_Exercise brief_:
Transcribe every entry word for word, leaving out all images.

-- START Listed records --

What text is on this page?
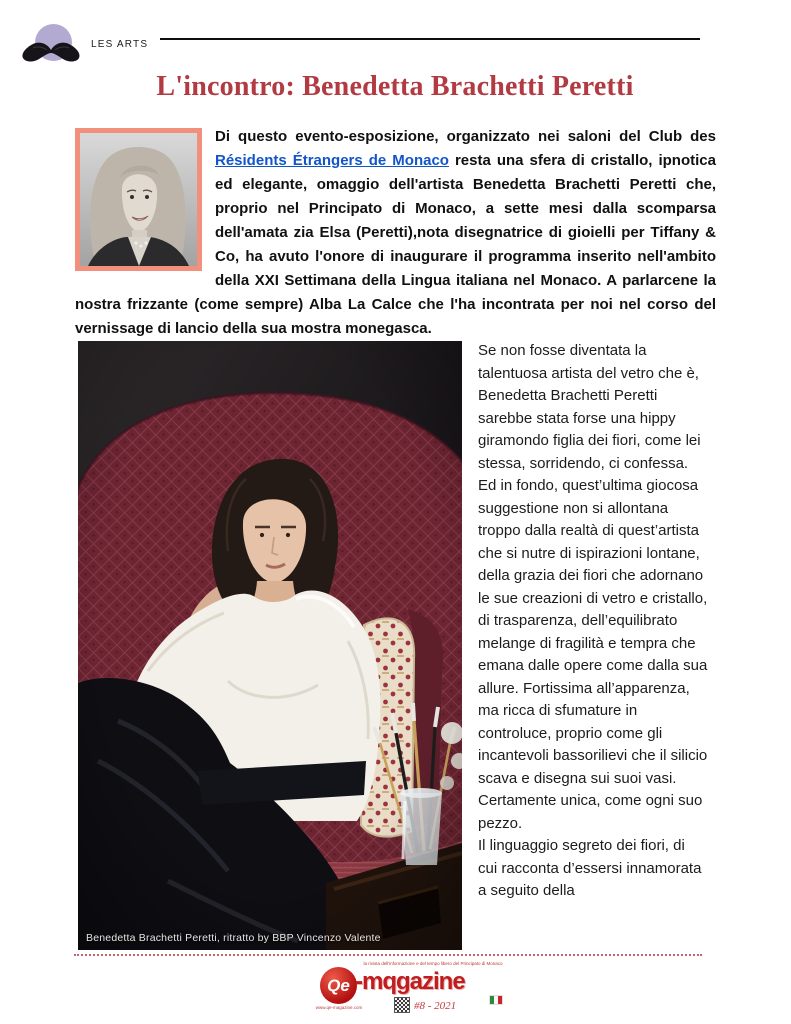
LES ARTS
L'incontro: Benedetta Brachetti Peretti

Di questo evento-esposizione, organizzato nei saloni del Club des Résidents Étrangers de Monaco resta una sfera di cristallo, ipnotica ed elegante, omaggio dell'artista Benedetta Brachetti Peretti che, proprio nel Principato di Monaco, a sette mesi dalla scomparsa dell'amata zia Elsa (Peretti),nota disegnatrice di gioielli per Tiffany & Co, ha avuto l'onore di inaugurare il programma inserito nell'ambito della XXI Settimana della Lingua italiana nel Monaco. A parlarcene la nostra frizzante (come sempre) Alba La Calce che l'ha incontrata per noi nel corso del vernissage di lancio della sua mostra monegasca.

Benedetta Brachetti Peretti, ritratto by BBP Vincenzo Valente

Se non fosse diventata la talentuosa artista del vetro che è, Benedetta Brachetti Peretti sarebbe stata forse una hippy giramondo figlia dei fiori, come lei stessa, sorridendo, ci confessa. Ed in fondo, quest’ultima giocosa suggestione non si allontana troppo dalla realtà di quest’artista che si nutre di ispirazioni lontane, della grazia dei fiori che adornano le sue creazioni di vetro e cristallo, di trasparenza, dell’equilibrato melange di fragilità e tempra che emana dalle opere come dalla sua allure. Fortissima all’apparenza, ma ricca di sfumature in controluce, proprio come gli incantevoli bassorilievi che il silicio scava e disegna sui suoi vasi. Certamente unica, come ogni suo pezzo.

Il linguaggio segreto dei fiori, di cui racconta d’essersi innamorata a seguito della

la rivista dell'informazione e del tempo libero del Principato di Monaco
Qe -mqgazine
www.qe-magazine.com	#8 - 2021
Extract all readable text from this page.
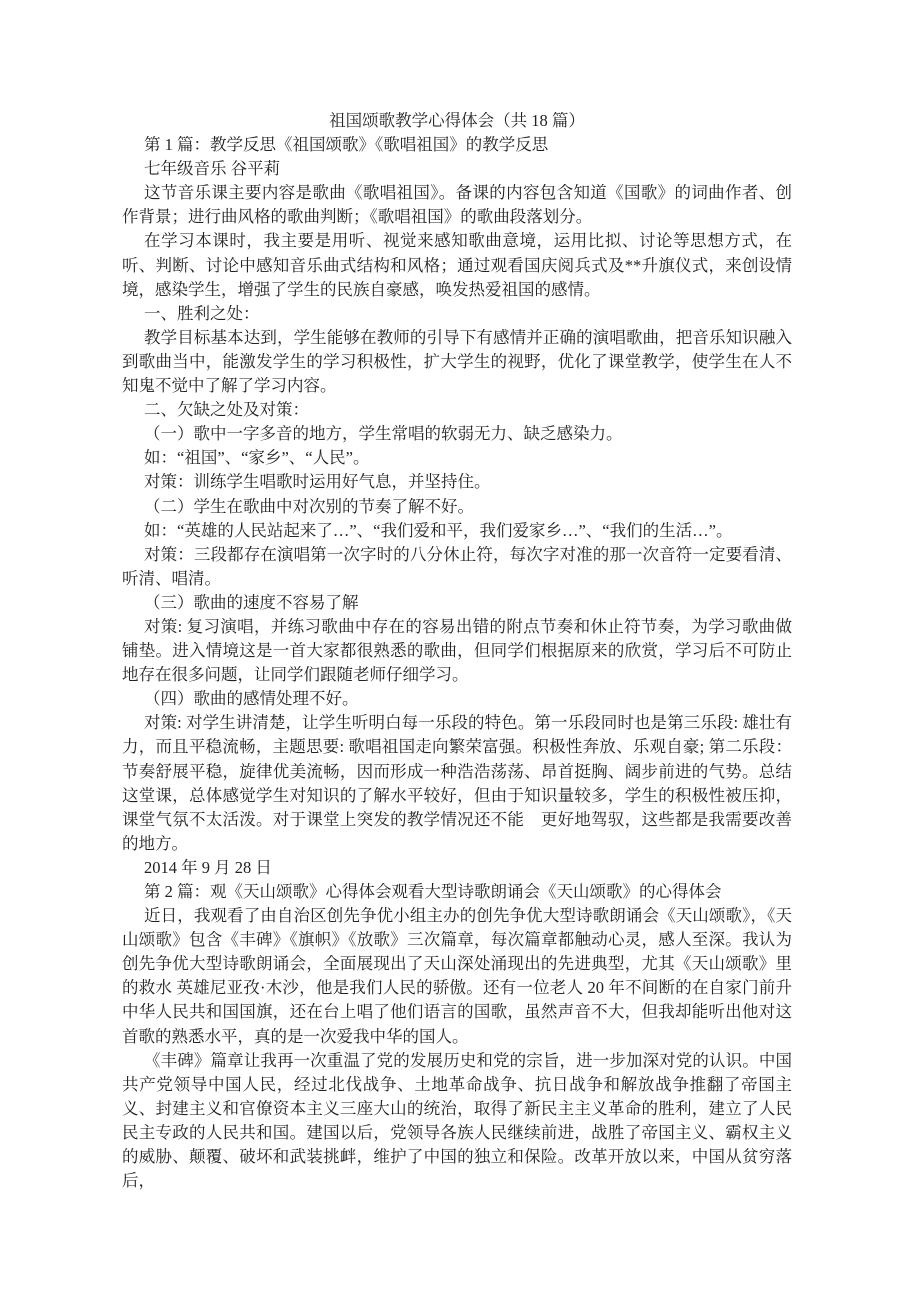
祖国颂歌教学心得体会（共 18 篇）

第 1 篇：教学反思《祖国颂歌》《歌唱祖国》的教学反思

七年级音乐 谷平莉

这节音乐课主要内容是歌曲《歌唱祖国》。备课的内容包含知道《国歌》的词曲作者、创作背景；进行曲风格的歌曲判断；《歌唱祖国》的歌曲段落划分。

在学习本课时，我主要是用听、视觉来感知歌曲意境，运用比拟、讨论等思想方式，在听、判断、讨论中感知音乐曲式结构和风格；通过观看国庆阅兵式及**升旗仪式，来创设情境，感染学生，增强了学生的民族自豪感，唤发热爱祖国的感情。

一、胜利之处：

教学目标基本达到，学生能够在教师的引导下有感情并正确的演唱歌曲，把音乐知识融入到歌曲当中，能激发学生的学习积极性，扩大学生的视野，优化了课堂教学，使学生在人不知鬼不觉中了解了学习内容。

二、欠缺之处及对策：

（一）歌中一字多音的地方，学生常唱的软弱无力、缺乏感染力。

如：“祖国”、“家乡”、“人民”。

对策：训练学生唱歌时运用好气息，并坚持住。

（二）学生在歌曲中对次别的节奏了解不好。

如：“英雄的人民站起来了…”、“我们爱和平，我们爱家乡…”、“我们的生活…”。

对策：三段都存在演唱第一次字时的八分休止符，每次字对准的那一次音符一定要看清、听清、唱清。

（三）歌曲的速度不容易了解

对策: 复习演唱，并练习歌曲中存在的容易出错的附点节奏和休止符节奏，为学习歌曲做铺垫。进入情境这是一首大家都很熟悉的歌曲，但同学们根据原来的欣赏，学习后不可防止地存在很多问题，让同学们跟随老师仔细学习。

（四）歌曲的感情处理不好。

对策: 对学生讲清楚，让学生听明白每一乐段的特色。第一乐段同时也是第三乐段: 雄壮有力，而且平稳流畅，主题思要: 歌唱祖国走向繁荣富强。积极性奔放、乐观自豪; 第二乐段：节奏舒展平稳，旋律优美流畅，因而形成一种浩浩荡荡、昂首挺胸、阔步前进的气势。总结这堂课，总体感觉学生对知识的了解水平较好，但由于知识量较多，学生的积极性被压抑，课堂气氛不太活泼。对于课堂上突发的教学情况还不能　更好地驾驭，这些都是我需要改善的地方。

2014 年 9 月 28 日

第 2 篇：观《天山颂歌》心得体会观看大型诗歌朗诵会《天山颂歌》的心得体会

近日，我观看了由自治区创先争优小组主办的创先争优大型诗歌朗诵会《天山颂歌》，《天山颂歌》包含《丰碑》《旗帜》《放歌》三次篇章，每次篇章都触动心灵，感人至深。我认为创先争优大型诗歌朗诵会，全面展现出了天山深处涌现出的先进典型，尤其《天山颂歌》里的救水 英雄尼亚孜·木沙，他是我们人民的骄傲。还有一位老人 20 年不间断的在自家门前升中华人民共和国国旗，还在台上唱了他们语言的国歌，虽然声音不大，但我却能听出他对这首歌的熟悉水平，真的是一次爱我中华的国人。

《丰碑》篇章让我再一次重温了党的发展历史和党的宗旨，进一步加深对党的认识。中国共产党领导中国人民，经过北伐战争、土地革命战争、抗日战争和解放战争推翻了帝国主义、封建主义和官僚资本主义三座大山的统治，取得了新民主主义革命的胜利，建立了人民民主专政的人民共和国。建国以后，党领导各族人民继续前进，战胜了帝国主义、霸权主义的威胁、颠覆、破坏和武装挑衅，维护了中国的独立和保险。改革开放以来，中国从贫穷落后，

-- END Listed records --

_Task output_:
What text is on this page?
LES ARTS
L'incontro: Benedetta Brachetti Peretti

Di questo evento-esposizione, organizzato nei saloni del Club des Résidents Étrangers de Monaco resta una sfera di cristallo, ipnotica ed elegante, omaggio dell'artista Benedetta Brachetti Peretti che, proprio nel Principato di Monaco, a sette mesi dalla scomparsa dell'amata zia Elsa (Peretti),nota disegnatrice di gioielli per Tiffany & Co, ha avuto l'onore di inaugurare il programma inserito nell'ambito della XXI Settimana della Lingua italiana nel Monaco. A parlarcene la nostra frizzante (come sempre) Alba La Calce che l'ha incontrata per noi nel corso del vernissage di lancio della sua mostra monegasca.

Benedetta Brachetti Peretti, ritratto by BBP Vincenzo Valente

Se non fosse diventata la talentuosa artista del vetro che è, Benedetta Brachetti Peretti sarebbe stata forse una hippy giramondo figlia dei fiori, come lei stessa, sorridendo, ci confessa. Ed in fondo, quest’ultima giocosa suggestione non si allontana troppo dalla realtà di quest’artista che si nutre di ispirazioni lontane, della grazia dei fiori che adornano le sue creazioni di vetro e cristallo, di trasparenza, dell’equilibrato melange di fragilità e tempra che emana dalle opere come dalla sua allure. Fortissima all’apparenza, ma ricca di sfumature in controluce, proprio come gli incantevoli bassorilievi che il silicio scava e disegna sui suoi vasi. Certamente unica, come ogni suo pezzo.

Il linguaggio segreto dei fiori, di cui racconta d’essersi innamorata a seguito della

la rivista dell'informazione e del tempo libero del Principato di Monaco
Qe -mqgazine
www.qe-magazine.com	#8 - 2021
Extract all readable text from this page.
祖国颂歌教学心得体会（共 18 篇）

第 1 篇：教学反思《祖国颂歌》《歌唱祖国》的教学反思

七年级音乐 谷平莉

这节音乐课主要内容是歌曲《歌唱祖国》。备课的内容包含知道《国歌》的词曲作者、创作背景；进行曲风格的歌曲判断；《歌唱祖国》的歌曲段落划分。

在学习本课时，我主要是用听、视觉来感知歌曲意境，运用比拟、讨论等思想方式，在听、判断、讨论中感知音乐曲式结构和风格；通过观看国庆阅兵式及**升旗仪式，来创设情境，感染学生，增强了学生的民族自豪感，唤发热爱祖国的感情。

一、胜利之处：

教学目标基本达到，学生能够在教师的引导下有感情并正确的演唱歌曲，把音乐知识融入到歌曲当中，能激发学生的学习积极性，扩大学生的视野，优化了课堂教学，使学生在人不知鬼不觉中了解了学习内容。

二、欠缺之处及对策：

（一）歌中一字多音的地方，学生常唱的软弱无力、缺乏感染力。

如：“祖国”、“家乡”、“人民”。

对策：训练学生唱歌时运用好气息，并坚持住。

（二）学生在歌曲中对次别的节奏了解不好。

如：“英雄的人民站起来了…”、“我们爱和平，我们爱家乡…”、“我们的生活…”。

对策：三段都存在演唱第一次字时的八分休止符，每次字对准的那一次音符一定要看清、听清、唱清。

（三）歌曲的速度不容易了解

对策: 复习演唱，并练习歌曲中存在的容易出错的附点节奏和休止符节奏，为学习歌曲做铺垫。进入情境这是一首大家都很熟悉的歌曲，但同学们根据原来的欣赏，学习后不可防止地存在很多问题，让同学们跟随老师仔细学习。

（四）歌曲的感情处理不好。

对策: 对学生讲清楚，让学生听明白每一乐段的特色。第一乐段同时也是第三乐段: 雄壮有力，而且平稳流畅，主题思要: 歌唱祖国走向繁荣富强。积极性奔放、乐观自豪; 第二乐段：节奏舒展平稳，旋律优美流畅，因而形成一种浩浩荡荡、昂首挺胸、阔步前进的气势。总结这堂课，总体感觉学生对知识的了解水平较好，但由于知识量较多，学生的积极性被压抑，课堂气氛不太活泼。对于课堂上突发的教学情况还不能　更好地驾驭，这些都是我需要改善的地方。

2014 年 9 月 28 日

第 2 篇：观《天山颂歌》心得体会观看大型诗歌朗诵会《天山颂歌》的心得体会

近日，我观看了由自治区创先争优小组主办的创先争优大型诗歌朗诵会《天山颂歌》，《天山颂歌》包含《丰碑》《旗帜》《放歌》三次篇章，每次篇章都触动心灵，感人至深。我认为创先争优大型诗歌朗诵会，全面展现出了天山深处涌现出的先进典型，尤其《天山颂歌》里的救水 英雄尼亚孜·木沙，他是我们人民的骄傲。还有一位老人 20 年不间断的在自家门前升中华人民共和国国旗，还在台上唱了他们语言的国歌，虽然声音不大，但我却能听出他对这首歌的熟悉水平，真的是一次爱我中华的国人。

《丰碑》篇章让我再一次重温了党的发展历史和党的宗旨，进一步加深对党的认识。中国共产党领导中国人民，经过北伐战争、土地革命战争、抗日战争和解放战争推翻了帝国主义、封建主义和官僚资本主义三座大山的统治，取得了新民主主义革命的胜利，建立了人民民主专政的人民共和国。建国以后，党领导各族人民继续前进，战胜了帝国主义、霸权主义的威胁、颠覆、破坏和武装挑衅，维护了中国的独立和保险。改革开放以来，中国从贫穷落后，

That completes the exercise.